Quoted passage |
What you are straining against is trying to measure your current point in time against some past point in time. Like we say that it is 2015 now, in (approximate) reference to Christ's birth, or we could say that we are at 14 billion years after the Big Bang. This does not work if one replaces the finite number (however big) with an infinite one - we indeed cannot imagine the meaning of that. But we do not have to, we do not need to say that "now is an infinite time after then". Because in an eternal universe there is no clock start that we would compute against.

The "correct" way of looking at time in an endless universe is to put "zero time" at the now. Then the past is "negative in time", and an infinite past is just as imaginable as an infinite future. From where we are now, we can imagine the next second, and the next one after that, and billions of seconds after that and in some limit sense an infinite amount of future seconds. Likewise, from the now we can imagine the previous second, the previous one before that, and billions of seconds before that and in some limit sense an infinite amount of past seconds. While our grasp of "infinitely past" is nebulous, it is so in a good way, just as our grasp of "infinitely future" is nebulous. It is in a good way because it is the limit of something we do grasp, namely finite relative stepping.

However, there does remain one problem in this picture, namely of absolute positioning. Faced with a universe stretching endlessly into both the past and the future, we can ask how come that our actual "now" is precisely at this particular point in time, rather than at any other of the available infinite time points along the time line. This is not about stepping backward and forward in time (possibly infinitely far), since this relative motion is not so mysterious. The question here is where we start off from, why our "now" is just this "now", not one of the infinite number of other possibilities.

Records |
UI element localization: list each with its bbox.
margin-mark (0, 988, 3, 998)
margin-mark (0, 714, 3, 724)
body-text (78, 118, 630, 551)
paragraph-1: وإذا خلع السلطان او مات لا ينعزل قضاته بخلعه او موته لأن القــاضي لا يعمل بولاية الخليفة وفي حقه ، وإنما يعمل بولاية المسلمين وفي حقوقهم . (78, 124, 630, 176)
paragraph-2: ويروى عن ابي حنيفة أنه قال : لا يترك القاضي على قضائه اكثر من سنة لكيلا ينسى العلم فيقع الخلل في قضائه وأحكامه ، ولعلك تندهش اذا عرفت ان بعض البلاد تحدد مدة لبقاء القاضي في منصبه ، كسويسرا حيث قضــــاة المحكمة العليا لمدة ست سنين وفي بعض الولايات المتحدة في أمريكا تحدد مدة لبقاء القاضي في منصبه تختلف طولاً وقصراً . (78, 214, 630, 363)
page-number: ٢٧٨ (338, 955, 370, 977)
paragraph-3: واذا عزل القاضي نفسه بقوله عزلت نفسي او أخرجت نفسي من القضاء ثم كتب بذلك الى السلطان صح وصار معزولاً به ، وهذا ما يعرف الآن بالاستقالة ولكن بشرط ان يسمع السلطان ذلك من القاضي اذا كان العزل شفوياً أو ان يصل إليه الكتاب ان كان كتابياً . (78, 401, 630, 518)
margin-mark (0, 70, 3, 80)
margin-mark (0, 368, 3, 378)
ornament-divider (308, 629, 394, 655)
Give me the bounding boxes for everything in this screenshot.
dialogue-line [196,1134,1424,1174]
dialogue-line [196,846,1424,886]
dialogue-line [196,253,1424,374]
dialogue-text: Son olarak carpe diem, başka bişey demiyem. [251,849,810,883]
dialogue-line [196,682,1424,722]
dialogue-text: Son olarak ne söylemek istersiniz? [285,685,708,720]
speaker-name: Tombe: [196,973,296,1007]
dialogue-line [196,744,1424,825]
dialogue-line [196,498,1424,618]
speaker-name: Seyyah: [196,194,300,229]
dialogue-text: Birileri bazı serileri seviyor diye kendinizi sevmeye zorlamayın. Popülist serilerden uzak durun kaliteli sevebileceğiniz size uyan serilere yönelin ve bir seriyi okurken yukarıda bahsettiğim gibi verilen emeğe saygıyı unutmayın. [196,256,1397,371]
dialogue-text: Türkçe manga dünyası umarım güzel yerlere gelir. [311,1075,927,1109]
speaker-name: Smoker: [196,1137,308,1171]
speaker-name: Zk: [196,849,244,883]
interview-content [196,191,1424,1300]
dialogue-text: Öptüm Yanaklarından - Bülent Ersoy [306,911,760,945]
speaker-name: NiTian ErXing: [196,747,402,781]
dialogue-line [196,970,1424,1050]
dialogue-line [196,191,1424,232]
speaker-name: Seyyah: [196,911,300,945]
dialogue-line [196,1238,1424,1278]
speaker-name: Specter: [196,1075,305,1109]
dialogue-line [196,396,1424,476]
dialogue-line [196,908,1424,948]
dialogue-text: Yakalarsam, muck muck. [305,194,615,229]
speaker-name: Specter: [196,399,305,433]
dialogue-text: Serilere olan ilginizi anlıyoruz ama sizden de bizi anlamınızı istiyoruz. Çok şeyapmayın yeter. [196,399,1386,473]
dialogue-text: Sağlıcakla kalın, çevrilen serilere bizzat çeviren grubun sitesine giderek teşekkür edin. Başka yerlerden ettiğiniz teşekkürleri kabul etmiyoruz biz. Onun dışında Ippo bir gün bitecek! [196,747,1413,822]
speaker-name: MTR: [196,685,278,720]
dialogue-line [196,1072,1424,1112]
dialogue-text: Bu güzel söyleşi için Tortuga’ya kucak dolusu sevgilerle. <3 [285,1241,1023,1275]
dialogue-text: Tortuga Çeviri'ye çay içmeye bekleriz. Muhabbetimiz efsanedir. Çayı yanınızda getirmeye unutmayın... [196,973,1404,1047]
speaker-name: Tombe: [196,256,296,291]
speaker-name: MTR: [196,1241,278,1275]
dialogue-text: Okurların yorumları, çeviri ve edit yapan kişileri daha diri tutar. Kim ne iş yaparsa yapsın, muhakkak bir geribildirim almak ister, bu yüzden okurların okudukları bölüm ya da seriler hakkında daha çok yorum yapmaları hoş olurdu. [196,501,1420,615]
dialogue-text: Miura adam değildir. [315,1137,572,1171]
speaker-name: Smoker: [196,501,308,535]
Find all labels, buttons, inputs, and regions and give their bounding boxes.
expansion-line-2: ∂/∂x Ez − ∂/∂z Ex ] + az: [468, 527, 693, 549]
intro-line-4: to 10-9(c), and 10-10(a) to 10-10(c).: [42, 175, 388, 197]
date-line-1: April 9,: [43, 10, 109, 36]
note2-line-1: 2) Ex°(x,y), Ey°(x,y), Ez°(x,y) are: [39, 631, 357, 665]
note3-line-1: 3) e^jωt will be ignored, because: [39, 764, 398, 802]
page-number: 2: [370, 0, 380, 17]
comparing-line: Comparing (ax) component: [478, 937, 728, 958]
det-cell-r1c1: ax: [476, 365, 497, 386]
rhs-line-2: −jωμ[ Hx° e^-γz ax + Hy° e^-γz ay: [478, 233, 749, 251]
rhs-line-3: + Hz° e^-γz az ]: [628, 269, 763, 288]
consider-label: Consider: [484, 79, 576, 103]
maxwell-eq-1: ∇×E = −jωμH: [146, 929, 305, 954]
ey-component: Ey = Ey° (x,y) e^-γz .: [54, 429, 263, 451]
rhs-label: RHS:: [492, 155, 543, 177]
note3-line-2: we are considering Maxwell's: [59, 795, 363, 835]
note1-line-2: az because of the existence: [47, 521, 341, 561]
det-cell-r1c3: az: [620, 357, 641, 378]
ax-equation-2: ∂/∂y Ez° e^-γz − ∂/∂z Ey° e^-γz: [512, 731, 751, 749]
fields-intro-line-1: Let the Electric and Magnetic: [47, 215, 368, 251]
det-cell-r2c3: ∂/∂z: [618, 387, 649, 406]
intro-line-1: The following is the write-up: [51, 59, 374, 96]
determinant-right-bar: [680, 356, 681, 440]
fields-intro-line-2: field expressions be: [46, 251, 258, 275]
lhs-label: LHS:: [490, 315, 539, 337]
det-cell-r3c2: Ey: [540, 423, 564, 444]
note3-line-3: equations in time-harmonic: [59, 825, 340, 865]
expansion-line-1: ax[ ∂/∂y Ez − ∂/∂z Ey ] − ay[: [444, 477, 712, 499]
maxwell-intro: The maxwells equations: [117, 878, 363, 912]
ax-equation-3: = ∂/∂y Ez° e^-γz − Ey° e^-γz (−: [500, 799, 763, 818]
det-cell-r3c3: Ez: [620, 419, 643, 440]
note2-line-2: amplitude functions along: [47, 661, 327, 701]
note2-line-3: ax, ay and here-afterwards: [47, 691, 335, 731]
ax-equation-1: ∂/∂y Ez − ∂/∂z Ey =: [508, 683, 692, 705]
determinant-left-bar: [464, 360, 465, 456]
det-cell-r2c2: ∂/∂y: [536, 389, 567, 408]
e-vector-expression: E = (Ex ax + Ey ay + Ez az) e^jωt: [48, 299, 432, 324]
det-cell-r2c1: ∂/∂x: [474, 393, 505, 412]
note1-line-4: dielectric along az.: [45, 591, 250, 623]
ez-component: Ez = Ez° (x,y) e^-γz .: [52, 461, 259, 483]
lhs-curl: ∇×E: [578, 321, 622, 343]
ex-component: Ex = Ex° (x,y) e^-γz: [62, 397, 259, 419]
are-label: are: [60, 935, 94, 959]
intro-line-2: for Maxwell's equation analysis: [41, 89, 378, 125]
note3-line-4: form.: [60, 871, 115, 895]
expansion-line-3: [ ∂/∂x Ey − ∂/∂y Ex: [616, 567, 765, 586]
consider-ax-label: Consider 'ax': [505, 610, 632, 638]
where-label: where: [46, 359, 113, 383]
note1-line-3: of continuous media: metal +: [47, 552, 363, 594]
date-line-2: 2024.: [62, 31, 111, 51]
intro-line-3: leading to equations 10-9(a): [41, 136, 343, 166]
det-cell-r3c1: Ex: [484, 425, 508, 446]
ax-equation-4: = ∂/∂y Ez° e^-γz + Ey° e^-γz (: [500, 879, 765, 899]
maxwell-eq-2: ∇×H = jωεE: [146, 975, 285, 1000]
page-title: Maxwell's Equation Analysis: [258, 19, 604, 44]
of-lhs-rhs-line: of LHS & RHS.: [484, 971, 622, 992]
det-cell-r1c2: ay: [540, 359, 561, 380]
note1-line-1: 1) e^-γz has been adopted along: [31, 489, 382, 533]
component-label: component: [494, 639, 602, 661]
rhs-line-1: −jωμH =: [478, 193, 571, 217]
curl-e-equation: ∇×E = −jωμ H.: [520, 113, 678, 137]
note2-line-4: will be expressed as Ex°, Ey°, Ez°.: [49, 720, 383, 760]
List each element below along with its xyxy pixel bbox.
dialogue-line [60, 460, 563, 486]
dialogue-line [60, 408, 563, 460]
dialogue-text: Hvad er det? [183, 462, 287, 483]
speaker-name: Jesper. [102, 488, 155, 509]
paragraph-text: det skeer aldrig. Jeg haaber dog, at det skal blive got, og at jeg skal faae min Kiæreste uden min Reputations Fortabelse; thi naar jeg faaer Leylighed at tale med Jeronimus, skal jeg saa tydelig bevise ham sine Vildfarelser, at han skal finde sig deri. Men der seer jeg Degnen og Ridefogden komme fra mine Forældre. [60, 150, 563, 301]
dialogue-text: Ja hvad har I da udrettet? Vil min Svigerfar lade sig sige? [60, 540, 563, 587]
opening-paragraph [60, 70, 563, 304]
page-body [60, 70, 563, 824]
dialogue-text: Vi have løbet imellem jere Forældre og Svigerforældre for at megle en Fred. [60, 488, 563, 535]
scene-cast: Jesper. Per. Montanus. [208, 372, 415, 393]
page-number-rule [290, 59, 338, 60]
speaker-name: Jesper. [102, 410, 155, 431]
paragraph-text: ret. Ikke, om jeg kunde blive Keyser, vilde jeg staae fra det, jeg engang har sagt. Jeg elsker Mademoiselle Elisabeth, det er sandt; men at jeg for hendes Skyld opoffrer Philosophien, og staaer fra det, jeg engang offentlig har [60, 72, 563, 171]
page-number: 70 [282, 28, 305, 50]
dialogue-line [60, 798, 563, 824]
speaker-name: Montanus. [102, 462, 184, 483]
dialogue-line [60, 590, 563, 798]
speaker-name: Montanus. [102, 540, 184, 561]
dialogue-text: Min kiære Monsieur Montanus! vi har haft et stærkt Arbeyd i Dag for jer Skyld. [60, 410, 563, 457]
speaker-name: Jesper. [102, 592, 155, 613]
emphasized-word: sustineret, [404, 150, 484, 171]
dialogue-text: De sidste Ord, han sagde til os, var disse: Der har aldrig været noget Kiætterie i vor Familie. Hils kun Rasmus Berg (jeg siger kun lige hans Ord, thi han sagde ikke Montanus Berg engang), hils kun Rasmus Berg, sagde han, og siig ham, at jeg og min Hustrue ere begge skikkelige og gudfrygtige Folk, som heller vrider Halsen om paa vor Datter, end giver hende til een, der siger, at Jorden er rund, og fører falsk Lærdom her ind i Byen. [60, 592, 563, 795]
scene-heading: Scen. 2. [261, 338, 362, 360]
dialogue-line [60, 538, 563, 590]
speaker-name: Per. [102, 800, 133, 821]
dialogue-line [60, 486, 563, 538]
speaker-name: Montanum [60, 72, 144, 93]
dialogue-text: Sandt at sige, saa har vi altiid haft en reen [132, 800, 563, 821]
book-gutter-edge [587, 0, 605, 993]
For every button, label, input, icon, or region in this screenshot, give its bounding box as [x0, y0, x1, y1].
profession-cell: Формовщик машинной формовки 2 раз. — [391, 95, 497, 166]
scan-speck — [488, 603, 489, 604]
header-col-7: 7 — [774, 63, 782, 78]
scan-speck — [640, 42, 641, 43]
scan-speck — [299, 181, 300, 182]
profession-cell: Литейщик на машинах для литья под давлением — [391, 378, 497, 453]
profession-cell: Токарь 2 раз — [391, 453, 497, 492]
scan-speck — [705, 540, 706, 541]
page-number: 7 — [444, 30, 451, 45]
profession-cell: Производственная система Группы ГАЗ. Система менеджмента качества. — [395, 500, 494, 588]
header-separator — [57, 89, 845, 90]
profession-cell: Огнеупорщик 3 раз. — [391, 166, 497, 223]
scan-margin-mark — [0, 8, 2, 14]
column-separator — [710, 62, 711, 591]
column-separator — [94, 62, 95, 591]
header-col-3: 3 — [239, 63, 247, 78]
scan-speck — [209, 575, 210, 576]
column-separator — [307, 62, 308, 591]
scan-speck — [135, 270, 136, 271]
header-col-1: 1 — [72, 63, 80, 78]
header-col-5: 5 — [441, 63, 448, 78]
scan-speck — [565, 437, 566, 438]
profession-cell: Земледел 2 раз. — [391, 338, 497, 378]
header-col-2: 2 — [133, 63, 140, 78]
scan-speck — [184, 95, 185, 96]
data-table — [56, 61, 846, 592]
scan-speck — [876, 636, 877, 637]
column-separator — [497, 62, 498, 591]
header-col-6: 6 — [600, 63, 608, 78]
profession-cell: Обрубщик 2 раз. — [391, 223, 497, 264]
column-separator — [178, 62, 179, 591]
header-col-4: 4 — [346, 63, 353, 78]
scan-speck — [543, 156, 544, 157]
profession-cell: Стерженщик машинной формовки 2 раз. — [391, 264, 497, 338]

Exercise details | Continue the passage about time in an endless universe, starting right after its final sentence.

Result of this exercise |
I think we understand what is involved here. If you have ever drawn a number line or a Cartesian coordinate system, then those line(s) represent finitely an infinite reality (hence the little arrowheads we make to indicate endless extension). But in order to do anything with a number line or Cartesian coordinate system, you have to mark the origin. You have to make a tick somewhere and write "0" next to it. Then, and only then, do you know where "+1" or "-5" are located. Something similar applies here. If we arbitrarily consider our now as the "0" tick mark, then this origin has to be placed somewhere on the infinity in time, so that we then can consider all other time points relative to that.

And I think this is a kind of proof of God - though this one is conditional on the universe being endless, and is still a bit undeveloped. But the basic idea would be that setting the origin is not something that can come from within the time line, it must be imposed from the outside. We can step relatively from the now, even to infinity, but somehow we have to be placed at this point among all this infinity, rather than at another. And it seems impossible that this "absolute time localisation" can come from the relative stepping along the time line, i.e., physical processes. It must be imposed from the "outside", hence from God.

To put it differently, if we think that there is cyclical universe, then we are in one particular cycle. And there was a cycle before that and there will be one after that. The problem is not to point to the one before or the one after. The problem is that if we consider this endless time line of cycle, we have to decide which ones to point to. It's this cycle here which is ours, and this one is the one before, and this one the one after. But that has to be a particular cycle, and we cannot derive which one it is from stepping backward and forward. It's an extra bit of knowledge, it is the marking of an origin that allows us to convert relative stepping into absolute positioning.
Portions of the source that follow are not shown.